GOAL:
From the entries below, copy every line holding the word "which".

### RECORDS SHOWN ###

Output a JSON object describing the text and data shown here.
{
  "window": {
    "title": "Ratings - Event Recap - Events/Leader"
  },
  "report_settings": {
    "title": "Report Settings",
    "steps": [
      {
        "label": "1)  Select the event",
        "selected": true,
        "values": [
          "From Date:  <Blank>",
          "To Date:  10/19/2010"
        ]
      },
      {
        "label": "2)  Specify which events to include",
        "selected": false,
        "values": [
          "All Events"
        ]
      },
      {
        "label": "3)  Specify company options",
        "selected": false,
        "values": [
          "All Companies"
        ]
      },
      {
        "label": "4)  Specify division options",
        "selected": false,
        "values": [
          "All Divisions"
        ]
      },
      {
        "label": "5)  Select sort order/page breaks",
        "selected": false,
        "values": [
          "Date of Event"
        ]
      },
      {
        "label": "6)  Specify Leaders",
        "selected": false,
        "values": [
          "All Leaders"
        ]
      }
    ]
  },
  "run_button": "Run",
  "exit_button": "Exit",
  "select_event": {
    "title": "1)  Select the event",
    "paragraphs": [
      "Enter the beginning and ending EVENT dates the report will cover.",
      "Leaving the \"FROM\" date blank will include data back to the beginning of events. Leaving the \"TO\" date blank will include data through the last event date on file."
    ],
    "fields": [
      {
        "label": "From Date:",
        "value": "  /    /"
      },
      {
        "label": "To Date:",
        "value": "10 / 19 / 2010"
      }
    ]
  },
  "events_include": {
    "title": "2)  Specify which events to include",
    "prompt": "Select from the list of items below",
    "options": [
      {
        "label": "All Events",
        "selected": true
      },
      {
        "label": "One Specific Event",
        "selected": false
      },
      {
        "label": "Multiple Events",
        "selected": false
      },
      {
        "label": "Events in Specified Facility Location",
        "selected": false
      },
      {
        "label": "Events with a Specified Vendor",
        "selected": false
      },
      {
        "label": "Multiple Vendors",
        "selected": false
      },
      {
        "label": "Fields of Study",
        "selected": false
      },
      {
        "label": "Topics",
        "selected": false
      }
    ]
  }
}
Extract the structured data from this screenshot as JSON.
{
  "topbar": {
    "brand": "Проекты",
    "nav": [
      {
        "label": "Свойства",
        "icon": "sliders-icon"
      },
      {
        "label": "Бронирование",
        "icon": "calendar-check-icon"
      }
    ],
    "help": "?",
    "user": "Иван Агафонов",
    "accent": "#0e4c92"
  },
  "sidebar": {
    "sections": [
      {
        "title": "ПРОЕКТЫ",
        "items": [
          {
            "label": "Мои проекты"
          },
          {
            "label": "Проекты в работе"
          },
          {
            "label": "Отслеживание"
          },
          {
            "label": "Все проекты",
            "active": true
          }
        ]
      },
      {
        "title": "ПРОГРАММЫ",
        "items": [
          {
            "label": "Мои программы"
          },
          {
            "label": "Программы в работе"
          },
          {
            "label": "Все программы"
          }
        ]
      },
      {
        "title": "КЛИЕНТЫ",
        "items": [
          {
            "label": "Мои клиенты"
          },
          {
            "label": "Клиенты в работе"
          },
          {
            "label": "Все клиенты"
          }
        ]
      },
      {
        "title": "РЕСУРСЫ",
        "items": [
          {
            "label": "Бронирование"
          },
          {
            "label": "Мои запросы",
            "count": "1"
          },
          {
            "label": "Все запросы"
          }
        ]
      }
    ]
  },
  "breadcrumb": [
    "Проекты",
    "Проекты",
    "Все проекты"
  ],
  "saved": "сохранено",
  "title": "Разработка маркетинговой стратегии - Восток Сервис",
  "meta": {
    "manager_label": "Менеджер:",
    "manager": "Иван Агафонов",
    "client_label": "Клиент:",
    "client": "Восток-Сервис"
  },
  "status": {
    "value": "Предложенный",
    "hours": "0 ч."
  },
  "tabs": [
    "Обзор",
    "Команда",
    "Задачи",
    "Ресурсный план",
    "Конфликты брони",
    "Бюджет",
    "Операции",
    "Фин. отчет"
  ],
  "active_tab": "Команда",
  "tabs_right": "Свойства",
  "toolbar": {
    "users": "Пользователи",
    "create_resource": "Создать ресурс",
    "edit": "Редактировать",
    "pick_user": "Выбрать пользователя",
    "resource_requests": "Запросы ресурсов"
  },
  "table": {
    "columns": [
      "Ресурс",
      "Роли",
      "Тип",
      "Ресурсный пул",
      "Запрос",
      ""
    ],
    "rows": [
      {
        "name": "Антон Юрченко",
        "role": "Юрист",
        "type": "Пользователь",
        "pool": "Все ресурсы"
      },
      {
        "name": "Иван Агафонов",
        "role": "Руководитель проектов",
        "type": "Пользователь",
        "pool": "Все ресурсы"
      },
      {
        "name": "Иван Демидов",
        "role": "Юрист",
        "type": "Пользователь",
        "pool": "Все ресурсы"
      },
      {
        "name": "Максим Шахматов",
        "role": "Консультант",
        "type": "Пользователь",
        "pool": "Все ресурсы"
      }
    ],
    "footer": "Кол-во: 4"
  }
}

###

RESULT:
        "label": "2)  Specify which events to include",
    "title": "2)  Specify which events to include",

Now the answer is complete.